- [Task brief]
Copy each line exactly. Leave nothing out.

- [Task inputs]
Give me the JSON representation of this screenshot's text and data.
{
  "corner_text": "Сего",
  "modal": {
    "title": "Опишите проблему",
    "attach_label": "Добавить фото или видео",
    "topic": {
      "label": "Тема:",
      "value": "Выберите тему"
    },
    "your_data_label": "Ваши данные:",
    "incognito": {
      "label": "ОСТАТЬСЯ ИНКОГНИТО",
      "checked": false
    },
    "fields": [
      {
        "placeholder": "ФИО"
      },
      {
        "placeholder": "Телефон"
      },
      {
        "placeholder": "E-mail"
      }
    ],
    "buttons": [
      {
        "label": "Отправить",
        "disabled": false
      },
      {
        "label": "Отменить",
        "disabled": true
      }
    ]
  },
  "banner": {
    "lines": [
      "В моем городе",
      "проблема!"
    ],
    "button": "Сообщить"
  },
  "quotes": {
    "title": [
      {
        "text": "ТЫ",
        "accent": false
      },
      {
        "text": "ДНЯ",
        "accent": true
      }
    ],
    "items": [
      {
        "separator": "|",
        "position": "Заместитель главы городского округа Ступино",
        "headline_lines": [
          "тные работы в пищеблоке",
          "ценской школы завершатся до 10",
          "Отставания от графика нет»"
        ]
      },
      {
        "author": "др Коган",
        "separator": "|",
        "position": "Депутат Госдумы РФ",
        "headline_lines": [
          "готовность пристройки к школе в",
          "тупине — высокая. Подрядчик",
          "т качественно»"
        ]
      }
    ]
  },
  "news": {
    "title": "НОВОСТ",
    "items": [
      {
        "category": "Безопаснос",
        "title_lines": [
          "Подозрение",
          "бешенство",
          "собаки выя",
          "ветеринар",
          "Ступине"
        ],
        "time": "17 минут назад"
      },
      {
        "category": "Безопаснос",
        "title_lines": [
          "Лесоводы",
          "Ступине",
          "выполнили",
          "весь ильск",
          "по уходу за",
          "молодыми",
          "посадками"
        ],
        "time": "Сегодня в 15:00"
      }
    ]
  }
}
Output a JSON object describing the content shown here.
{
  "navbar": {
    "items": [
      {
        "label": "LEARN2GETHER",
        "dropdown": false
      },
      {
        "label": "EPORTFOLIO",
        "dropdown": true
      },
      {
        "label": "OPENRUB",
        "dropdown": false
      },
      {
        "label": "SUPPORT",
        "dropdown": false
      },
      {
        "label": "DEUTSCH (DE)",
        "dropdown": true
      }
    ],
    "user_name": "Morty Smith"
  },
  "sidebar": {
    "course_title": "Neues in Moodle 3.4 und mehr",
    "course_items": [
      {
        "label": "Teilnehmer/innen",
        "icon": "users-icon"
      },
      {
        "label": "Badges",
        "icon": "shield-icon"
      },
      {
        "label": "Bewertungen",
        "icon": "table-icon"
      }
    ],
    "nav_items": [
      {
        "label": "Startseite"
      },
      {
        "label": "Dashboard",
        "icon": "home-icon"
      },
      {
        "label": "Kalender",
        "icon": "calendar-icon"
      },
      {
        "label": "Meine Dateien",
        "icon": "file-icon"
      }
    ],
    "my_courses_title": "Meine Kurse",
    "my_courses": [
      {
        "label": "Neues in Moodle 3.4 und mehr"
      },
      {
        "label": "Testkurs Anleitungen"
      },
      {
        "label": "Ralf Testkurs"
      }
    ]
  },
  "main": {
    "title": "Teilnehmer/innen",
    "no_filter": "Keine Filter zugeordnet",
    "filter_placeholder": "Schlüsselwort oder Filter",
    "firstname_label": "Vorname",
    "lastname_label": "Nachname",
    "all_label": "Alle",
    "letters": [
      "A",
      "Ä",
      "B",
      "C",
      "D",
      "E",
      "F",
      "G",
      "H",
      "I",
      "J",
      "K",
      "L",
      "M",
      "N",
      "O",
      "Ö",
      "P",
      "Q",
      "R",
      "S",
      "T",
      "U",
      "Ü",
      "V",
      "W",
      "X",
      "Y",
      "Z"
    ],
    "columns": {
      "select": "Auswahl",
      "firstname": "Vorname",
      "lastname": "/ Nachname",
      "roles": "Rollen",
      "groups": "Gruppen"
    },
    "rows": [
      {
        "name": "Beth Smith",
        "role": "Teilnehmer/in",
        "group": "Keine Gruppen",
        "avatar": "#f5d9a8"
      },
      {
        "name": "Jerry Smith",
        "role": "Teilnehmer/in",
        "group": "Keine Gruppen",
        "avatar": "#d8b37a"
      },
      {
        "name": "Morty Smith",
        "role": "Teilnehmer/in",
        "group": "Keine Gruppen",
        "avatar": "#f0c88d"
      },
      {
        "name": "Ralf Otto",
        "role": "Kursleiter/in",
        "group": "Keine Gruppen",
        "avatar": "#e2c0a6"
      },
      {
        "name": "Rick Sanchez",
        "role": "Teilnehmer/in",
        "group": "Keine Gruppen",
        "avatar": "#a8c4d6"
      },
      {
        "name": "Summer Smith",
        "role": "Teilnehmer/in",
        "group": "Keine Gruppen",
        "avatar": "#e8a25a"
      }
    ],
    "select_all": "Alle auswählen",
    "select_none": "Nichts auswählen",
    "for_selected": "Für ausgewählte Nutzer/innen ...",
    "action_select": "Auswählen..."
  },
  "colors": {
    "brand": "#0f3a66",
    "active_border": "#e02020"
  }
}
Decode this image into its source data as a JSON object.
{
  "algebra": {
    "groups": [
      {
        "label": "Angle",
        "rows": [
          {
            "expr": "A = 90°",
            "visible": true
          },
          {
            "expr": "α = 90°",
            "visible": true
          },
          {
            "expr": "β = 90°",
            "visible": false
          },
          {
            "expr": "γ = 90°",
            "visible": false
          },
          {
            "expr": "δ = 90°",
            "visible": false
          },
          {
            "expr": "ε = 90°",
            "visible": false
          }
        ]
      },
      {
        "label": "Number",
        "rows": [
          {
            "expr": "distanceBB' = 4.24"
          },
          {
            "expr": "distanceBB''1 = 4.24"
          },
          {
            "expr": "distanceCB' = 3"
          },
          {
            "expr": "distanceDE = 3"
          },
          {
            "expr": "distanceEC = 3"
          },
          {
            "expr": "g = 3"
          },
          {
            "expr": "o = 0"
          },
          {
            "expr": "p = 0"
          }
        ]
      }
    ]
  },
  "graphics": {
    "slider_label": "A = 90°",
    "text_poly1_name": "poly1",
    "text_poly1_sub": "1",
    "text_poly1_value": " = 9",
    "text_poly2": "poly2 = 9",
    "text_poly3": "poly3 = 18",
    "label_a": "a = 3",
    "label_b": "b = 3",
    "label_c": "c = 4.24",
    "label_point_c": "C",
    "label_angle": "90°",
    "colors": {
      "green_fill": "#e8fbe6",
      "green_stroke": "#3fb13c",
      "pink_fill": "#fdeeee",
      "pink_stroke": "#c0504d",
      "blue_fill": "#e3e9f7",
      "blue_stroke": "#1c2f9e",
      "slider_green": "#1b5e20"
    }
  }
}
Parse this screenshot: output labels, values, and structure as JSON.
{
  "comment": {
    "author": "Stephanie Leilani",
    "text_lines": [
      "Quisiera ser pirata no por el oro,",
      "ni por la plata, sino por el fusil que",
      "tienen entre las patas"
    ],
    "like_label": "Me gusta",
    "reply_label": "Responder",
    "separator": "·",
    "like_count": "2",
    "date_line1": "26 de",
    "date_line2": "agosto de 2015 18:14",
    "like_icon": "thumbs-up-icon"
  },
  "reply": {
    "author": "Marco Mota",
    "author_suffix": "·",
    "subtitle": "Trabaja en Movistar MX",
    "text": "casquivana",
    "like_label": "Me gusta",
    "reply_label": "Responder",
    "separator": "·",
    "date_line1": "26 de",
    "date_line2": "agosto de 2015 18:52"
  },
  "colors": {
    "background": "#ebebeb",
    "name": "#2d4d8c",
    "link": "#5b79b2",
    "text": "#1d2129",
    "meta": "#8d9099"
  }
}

- [Solution for this task]
Give me the JSON representation of this screenshot's text and data.
{
  "corner_text": "Сего",
  "modal": {
    "title": "Опишите проблему",
    "attach_label": "Добавить фото или видео",
    "topic": {
      "label": "Тема:",
      "value": "Выберите тему"
    },
    "your_data_label": "Ваши данные:",
    "incognito": {
      "label": "ОСТАТЬСЯ ИНКОГНИТО",
      "checked": false
    },
    "fields": [
      {
        "placeholder": "ФИО"
      },
      {
        "placeholder": "Телефон"
      },
      {
        "placeholder": "E-mail"
      }
    ],
    "buttons": [
      {
        "label": "Отправить",
        "disabled": false
      },
      {
        "label": "Отменить",
        "disabled": true
      }
    ]
  },
  "banner": {
    "lines": [
      "В моем городе",
      "проблема!"
    ],
    "button": "Сообщить"
  },
  "quotes": {
    "title": [
      {
        "text": "ТЫ",
        "accent": false
      },
      {
        "text": "ДНЯ",
        "accent": true
      }
    ],
    "items": [
      {
        "separator": "|",
        "position": "Заместитель главы городского округа Ступино",
        "headline_lines": [
          "тные работы в пищеблоке",
          "ценской школы завершатся до 10",
          "Отставания от графика нет»"
        ]
      },
      {
        "author": "др Коган",
        "separator": "|",
        "position": "Депутат Госдумы РФ",
        "headline_lines": [
          "готовность пристройки к школе в",
          "тупине — высокая. Подрядчик",
          "т качественно»"
        ]
      }
    ]
  },
  "news": {
    "title": "НОВОСТ",
    "items": [
      {
        "category": "Безопаснос",
        "title_lines": [
          "Подозрение",
          "бешенство",
          "собаки выя",
          "ветеринар",
          "Ступине"
        ],
        "time": "17 минут назад"
      },
      {
        "category": "Безопаснос",
        "title_lines": [
          "Лесоводы",
          "Ступине",
          "выполнили",
          "весь ильск",
          "по уходу за",
          "молодыми",
          "посадками"
        ],
        "time": "Сегодня в 15:00"
      }
    ]
  }
}
Output a JSON object describing the content shown here.
{
  "navbar": {
    "items": [
      {
        "label": "LEARN2GETHER",
        "dropdown": false
      },
      {
        "label": "EPORTFOLIO",
        "dropdown": true
      },
      {
        "label": "OPENRUB",
        "dropdown": false
      },
      {
        "label": "SUPPORT",
        "dropdown": false
      },
      {
        "label": "DEUTSCH (DE)",
        "dropdown": true
      }
    ],
    "user_name": "Morty Smith"
  },
  "sidebar": {
    "course_title": "Neues in Moodle 3.4 und mehr",
    "course_items": [
      {
        "label": "Teilnehmer/innen",
        "icon": "users-icon"
      },
      {
        "label": "Badges",
        "icon": "shield-icon"
      },
      {
        "label": "Bewertungen",
        "icon": "table-icon"
      }
    ],
    "nav_items": [
      {
        "label": "Startseite"
      },
      {
        "label": "Dashboard",
        "icon": "home-icon"
      },
      {
        "label": "Kalender",
        "icon": "calendar-icon"
      },
      {
        "label": "Meine Dateien",
        "icon": "file-icon"
      }
    ],
    "my_courses_title": "Meine Kurse",
    "my_courses": [
      {
        "label": "Neues in Moodle 3.4 und mehr"
      },
      {
        "label": "Testkurs Anleitungen"
      },
      {
        "label": "Ralf Testkurs"
      }
    ]
  },
  "main": {
    "title": "Teilnehmer/innen",
    "no_filter": "Keine Filter zugeordnet",
    "filter_placeholder": "Schlüsselwort oder Filter",
    "firstname_label": "Vorname",
    "lastname_label": "Nachname",
    "all_label": "Alle",
    "letters": [
      "A",
      "Ä",
      "B",
      "C",
      "D",
      "E",
      "F",
      "G",
      "H",
      "I",
      "J",
      "K",
      "L",
      "M",
      "N",
      "O",
      "Ö",
      "P",
      "Q",
      "R",
      "S",
      "T",
      "U",
      "Ü",
      "V",
      "W",
      "X",
      "Y",
      "Z"
    ],
    "columns": {
      "select": "Auswahl",
      "firstname": "Vorname",
      "lastname": "/ Nachname",
      "roles": "Rollen",
      "groups": "Gruppen"
    },
    "rows": [
      {
        "name": "Beth Smith",
        "role": "Teilnehmer/in",
        "group": "Keine Gruppen",
        "avatar": "#f5d9a8"
      },
      {
        "name": "Jerry Smith",
        "role": "Teilnehmer/in",
        "group": "Keine Gruppen",
        "avatar": "#d8b37a"
      },
      {
        "name": "Morty Smith",
        "role": "Teilnehmer/in",
        "group": "Keine Gruppen",
        "avatar": "#f0c88d"
      },
      {
        "name": "Ralf Otto",
        "role": "Kursleiter/in",
        "group": "Keine Gruppen",
        "avatar": "#e2c0a6"
      },
      {
        "name": "Rick Sanchez",
        "role": "Teilnehmer/in",
        "group": "Keine Gruppen",
        "avatar": "#a8c4d6"
      },
      {
        "name": "Summer Smith",
        "role": "Teilnehmer/in",
        "group": "Keine Gruppen",
        "avatar": "#e8a25a"
      }
    ],
    "select_all": "Alle auswählen",
    "select_none": "Nichts auswählen",
    "for_selected": "Für ausgewählte Nutzer/innen ...",
    "action_select": "Auswählen..."
  },
  "colors": {
    "brand": "#0f3a66",
    "active_border": "#e02020"
  }
}
Decode this image into its source data as a JSON object.
{
  "algebra": {
    "groups": [
      {
        "label": "Angle",
        "rows": [
          {
            "expr": "A = 90°",
            "visible": true
          },
          {
            "expr": "α = 90°",
            "visible": true
          },
          {
            "expr": "β = 90°",
            "visible": false
          },
          {
            "expr": "γ = 90°",
            "visible": false
          },
          {
            "expr": "δ = 90°",
            "visible": false
          },
          {
            "expr": "ε = 90°",
            "visible": false
          }
        ]
      },
      {
        "label": "Number",
        "rows": [
          {
            "expr": "distanceBB' = 4.24"
          },
          {
            "expr": "distanceBB''1 = 4.24"
          },
          {
            "expr": "distanceCB' = 3"
          },
          {
            "expr": "distanceDE = 3"
          },
          {
            "expr": "distanceEC = 3"
          },
          {
            "expr": "g = 3"
          },
          {
            "expr": "o = 0"
          },
          {
            "expr": "p = 0"
          }
        ]
      }
    ]
  },
  "graphics": {
    "slider_label": "A = 90°",
    "text_poly1_name": "poly1",
    "text_poly1_sub": "1",
    "text_poly1_value": " = 9",
    "text_poly2": "poly2 = 9",
    "text_poly3": "poly3 = 18",
    "label_a": "a = 3",
    "label_b": "b = 3",
    "label_c": "c = 4.24",
    "label_point_c": "C",
    "label_angle": "90°",
    "colors": {
      "green_fill": "#e8fbe6",
      "green_stroke": "#3fb13c",
      "pink_fill": "#fdeeee",
      "pink_stroke": "#c0504d",
      "blue_fill": "#e3e9f7",
      "blue_stroke": "#1c2f9e",
      "slider_green": "#1b5e20"
    }
  }
}
Parse this screenshot: output labels, values, and structure as JSON.
{
  "comment": {
    "author": "Stephanie Leilani",
    "text_lines": [
      "Quisiera ser pirata no por el oro,",
      "ni por la plata, sino por el fusil que",
      "tienen entre las patas"
    ],
    "like_label": "Me gusta",
    "reply_label": "Responder",
    "separator": "·",
    "like_count": "2",
    "date_line1": "26 de",
    "date_line2": "agosto de 2015 18:14",
    "like_icon": "thumbs-up-icon"
  },
  "reply": {
    "author": "Marco Mota",
    "author_suffix": "·",
    "subtitle": "Trabaja en Movistar MX",
    "text": "casquivana",
    "like_label": "Me gusta",
    "reply_label": "Responder",
    "separator": "·",
    "date_line1": "26 de",
    "date_line2": "agosto de 2015 18:52"
  },
  "colors": {
    "background": "#ebebeb",
    "name": "#2d4d8c",
    "link": "#5b79b2",
    "text": "#1d2129",
    "meta": "#8d9099"
  }
}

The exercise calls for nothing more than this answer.